- _TASK TO CARRY OUT_: Each entry in the listing below should be restated word for word.

- _DATA LISTING_:
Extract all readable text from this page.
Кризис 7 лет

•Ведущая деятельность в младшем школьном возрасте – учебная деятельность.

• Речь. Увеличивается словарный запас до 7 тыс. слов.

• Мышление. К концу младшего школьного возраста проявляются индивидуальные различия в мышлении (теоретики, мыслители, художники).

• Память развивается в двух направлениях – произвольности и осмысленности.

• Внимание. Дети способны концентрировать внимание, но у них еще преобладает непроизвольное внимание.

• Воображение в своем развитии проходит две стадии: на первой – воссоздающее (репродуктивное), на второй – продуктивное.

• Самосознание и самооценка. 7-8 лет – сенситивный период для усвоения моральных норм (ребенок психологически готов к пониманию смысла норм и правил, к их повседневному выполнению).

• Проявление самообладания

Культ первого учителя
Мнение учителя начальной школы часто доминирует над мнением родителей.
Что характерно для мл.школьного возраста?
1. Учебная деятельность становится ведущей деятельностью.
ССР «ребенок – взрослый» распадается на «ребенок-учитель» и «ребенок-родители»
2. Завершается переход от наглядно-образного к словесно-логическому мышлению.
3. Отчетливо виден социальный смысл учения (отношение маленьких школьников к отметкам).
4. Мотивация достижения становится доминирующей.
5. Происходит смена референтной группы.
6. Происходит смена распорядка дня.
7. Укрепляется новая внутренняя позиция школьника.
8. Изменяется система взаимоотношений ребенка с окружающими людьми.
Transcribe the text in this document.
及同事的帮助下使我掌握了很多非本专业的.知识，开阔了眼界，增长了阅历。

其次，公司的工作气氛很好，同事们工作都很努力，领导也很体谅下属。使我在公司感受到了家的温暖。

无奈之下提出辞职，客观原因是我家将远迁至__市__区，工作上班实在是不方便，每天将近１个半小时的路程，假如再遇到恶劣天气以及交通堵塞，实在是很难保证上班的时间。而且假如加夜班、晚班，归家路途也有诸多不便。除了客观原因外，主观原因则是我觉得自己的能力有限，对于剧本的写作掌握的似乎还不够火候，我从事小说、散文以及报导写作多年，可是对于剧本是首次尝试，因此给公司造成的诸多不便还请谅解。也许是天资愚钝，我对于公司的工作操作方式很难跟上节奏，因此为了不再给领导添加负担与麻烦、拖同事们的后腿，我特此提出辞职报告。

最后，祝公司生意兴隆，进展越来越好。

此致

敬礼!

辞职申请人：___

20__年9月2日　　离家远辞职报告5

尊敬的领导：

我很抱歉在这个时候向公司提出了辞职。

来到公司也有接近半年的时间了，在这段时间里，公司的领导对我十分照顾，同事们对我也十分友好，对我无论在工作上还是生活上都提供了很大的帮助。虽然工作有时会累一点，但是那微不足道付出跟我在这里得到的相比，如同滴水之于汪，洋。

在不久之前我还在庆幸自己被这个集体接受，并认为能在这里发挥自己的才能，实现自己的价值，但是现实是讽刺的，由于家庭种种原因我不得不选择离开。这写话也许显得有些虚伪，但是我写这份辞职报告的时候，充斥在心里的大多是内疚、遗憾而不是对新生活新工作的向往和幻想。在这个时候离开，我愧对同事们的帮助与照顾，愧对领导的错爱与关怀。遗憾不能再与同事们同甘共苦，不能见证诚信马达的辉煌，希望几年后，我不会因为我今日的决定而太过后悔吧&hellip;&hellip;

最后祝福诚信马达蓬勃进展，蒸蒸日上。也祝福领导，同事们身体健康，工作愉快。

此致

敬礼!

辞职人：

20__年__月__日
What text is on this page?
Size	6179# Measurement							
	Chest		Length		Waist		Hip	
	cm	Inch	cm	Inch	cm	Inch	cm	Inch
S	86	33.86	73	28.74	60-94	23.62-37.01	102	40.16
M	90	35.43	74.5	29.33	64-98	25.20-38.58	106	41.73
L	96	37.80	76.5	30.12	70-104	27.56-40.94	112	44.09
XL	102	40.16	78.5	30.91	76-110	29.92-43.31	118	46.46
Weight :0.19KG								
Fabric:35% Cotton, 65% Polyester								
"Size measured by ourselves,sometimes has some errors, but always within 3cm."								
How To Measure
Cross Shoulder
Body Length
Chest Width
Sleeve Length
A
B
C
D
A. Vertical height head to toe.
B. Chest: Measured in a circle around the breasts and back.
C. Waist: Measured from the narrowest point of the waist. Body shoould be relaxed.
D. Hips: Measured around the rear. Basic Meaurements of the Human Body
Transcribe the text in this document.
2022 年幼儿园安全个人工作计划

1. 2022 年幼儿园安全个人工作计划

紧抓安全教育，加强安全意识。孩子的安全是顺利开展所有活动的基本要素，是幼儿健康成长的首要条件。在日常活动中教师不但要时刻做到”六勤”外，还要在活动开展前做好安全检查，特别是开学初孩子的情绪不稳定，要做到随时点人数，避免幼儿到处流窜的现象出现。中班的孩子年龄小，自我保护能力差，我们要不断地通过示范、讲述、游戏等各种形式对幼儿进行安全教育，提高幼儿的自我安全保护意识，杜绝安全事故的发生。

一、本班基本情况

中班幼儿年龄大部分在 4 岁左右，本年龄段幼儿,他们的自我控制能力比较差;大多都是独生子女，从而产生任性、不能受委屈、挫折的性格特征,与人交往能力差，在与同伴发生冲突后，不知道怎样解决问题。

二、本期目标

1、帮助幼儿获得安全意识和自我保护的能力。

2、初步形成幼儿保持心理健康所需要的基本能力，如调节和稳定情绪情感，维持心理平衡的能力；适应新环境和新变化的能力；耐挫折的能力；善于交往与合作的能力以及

- _EXERCISE RESULT_:
Extract all readable text from this page.
Кризис 7 лет

•Ведущая деятельность в младшем школьном возрасте – учебная деятельность.

• Речь. Увеличивается словарный запас до 7 тыс. слов.

• Мышление. К концу младшего школьного возраста проявляются индивидуальные различия в мышлении (теоретики, мыслители, художники).

• Память развивается в двух направлениях – произвольности и осмысленности.

• Внимание. Дети способны концентрировать внимание, но у них еще преобладает непроизвольное внимание.

• Воображение в своем развитии проходит две стадии: на первой – воссоздающее (репродуктивное), на второй – продуктивное.

• Самосознание и самооценка. 7-8 лет – сенситивный период для усвоения моральных норм (ребенок психологически готов к пониманию смысла норм и правил, к их повседневному выполнению).

• Проявление самообладания

Культ первого учителя
Мнение учителя начальной школы часто доминирует над мнением родителей.
Что характерно для мл.школьного возраста?
1. Учебная деятельность становится ведущей деятельностью.
ССР «ребенок – взрослый» распадается на «ребенок-учитель» и «ребенок-родители»
2. Завершается переход от наглядно-образного к словесно-логическому мышлению.
3. Отчетливо виден социальный смысл учения (отношение маленьких школьников к отметкам).
4. Мотивация достижения становится доминирующей.
5. Происходит смена референтной группы.
6. Происходит смена распорядка дня.
7. Укрепляется новая внутренняя позиция школьника.
8. Изменяется система взаимоотношений ребенка с окружающими людьми.
Transcribe the text in this document.
及同事的帮助下使我掌握了很多非本专业的.知识，开阔了眼界，增长了阅历。

其次，公司的工作气氛很好，同事们工作都很努力，领导也很体谅下属。使我在公司感受到了家的温暖。

无奈之下提出辞职，客观原因是我家将远迁至__市__区，工作上班实在是不方便，每天将近１个半小时的路程，假如再遇到恶劣天气以及交通堵塞，实在是很难保证上班的时间。而且假如加夜班、晚班，归家路途也有诸多不便。除了客观原因外，主观原因则是我觉得自己的能力有限，对于剧本的写作掌握的似乎还不够火候，我从事小说、散文以及报导写作多年，可是对于剧本是首次尝试，因此给公司造成的诸多不便还请谅解。也许是天资愚钝，我对于公司的工作操作方式很难跟上节奏，因此为了不再给领导添加负担与麻烦、拖同事们的后腿，我特此提出辞职报告。

最后，祝公司生意兴隆，进展越来越好。

此致

敬礼!

辞职申请人：___

20__年9月2日　　离家远辞职报告5

尊敬的领导：

我很抱歉在这个时候向公司提出了辞职。

来到公司也有接近半年的时间了，在这段时间里，公司的领导对我十分照顾，同事们对我也十分友好，对我无论在工作上还是生活上都提供了很大的帮助。虽然工作有时会累一点，但是那微不足道付出跟我在这里得到的相比，如同滴水之于汪，洋。

在不久之前我还在庆幸自己被这个集体接受，并认为能在这里发挥自己的才能，实现自己的价值，但是现实是讽刺的，由于家庭种种原因我不得不选择离开。这写话也许显得有些虚伪，但是我写这份辞职报告的时候，充斥在心里的大多是内疚、遗憾而不是对新生活新工作的向往和幻想。在这个时候离开，我愧对同事们的帮助与照顾，愧对领导的错爱与关怀。遗憾不能再与同事们同甘共苦，不能见证诚信马达的辉煌，希望几年后，我不会因为我今日的决定而太过后悔吧&hellip;&hellip;

最后祝福诚信马达蓬勃进展，蒸蒸日上。也祝福领导，同事们身体健康，工作愉快。

此致

敬礼!

辞职人：

20__年__月__日
What text is on this page?
Size	6179# Measurement							
	Chest		Length		Waist		Hip	
	cm	Inch	cm	Inch	cm	Inch	cm	Inch
S	86	33.86	73	28.74	60-94	23.62-37.01	102	40.16
M	90	35.43	74.5	29.33	64-98	25.20-38.58	106	41.73
L	96	37.80	76.5	30.12	70-104	27.56-40.94	112	44.09
XL	102	40.16	78.5	30.91	76-110	29.92-43.31	118	46.46
Weight :0.19KG								
Fabric:35% Cotton, 65% Polyester								
"Size measured by ourselves,sometimes has some errors, but always within 3cm."								
How To Measure
Cross Shoulder
Body Length
Chest Width
Sleeve Length
A
B
C
D
A. Vertical height head to toe.
B. Chest: Measured in a circle around the breasts and back.
C. Waist: Measured from the narrowest point of the waist. Body shoould be relaxed.
D. Hips: Measured around the rear. Basic Meaurements of the Human Body
Transcribe the text in this document.
2022 年幼儿园安全个人工作计划

1. 2022 年幼儿园安全个人工作计划

紧抓安全教育，加强安全意识。孩子的安全是顺利开展所有活动的基本要素，是幼儿健康成长的首要条件。在日常活动中教师不但要时刻做到”六勤”外，还要在活动开展前做好安全检查，特别是开学初孩子的情绪不稳定，要做到随时点人数，避免幼儿到处流窜的现象出现。中班的孩子年龄小，自我保护能力差，我们要不断地通过示范、讲述、游戏等各种形式对幼儿进行安全教育，提高幼儿的自我安全保护意识，杜绝安全事故的发生。

一、本班基本情况

中班幼儿年龄大部分在 4 岁左右，本年龄段幼儿,他们的自我控制能力比较差;大多都是独生子女，从而产生任性、不能受委屈、挫折的性格特征,与人交往能力差，在与同伴发生冲突后，不知道怎样解决问题。

二、本期目标

1、帮助幼儿获得安全意识和自我保护的能力。

2、初步形成幼儿保持心理健康所需要的基本能力，如调节和稳定情绪情感，维持心理平衡的能力；适应新环境和新变化的能力；耐挫折的能力；善于交往与合作的能力以及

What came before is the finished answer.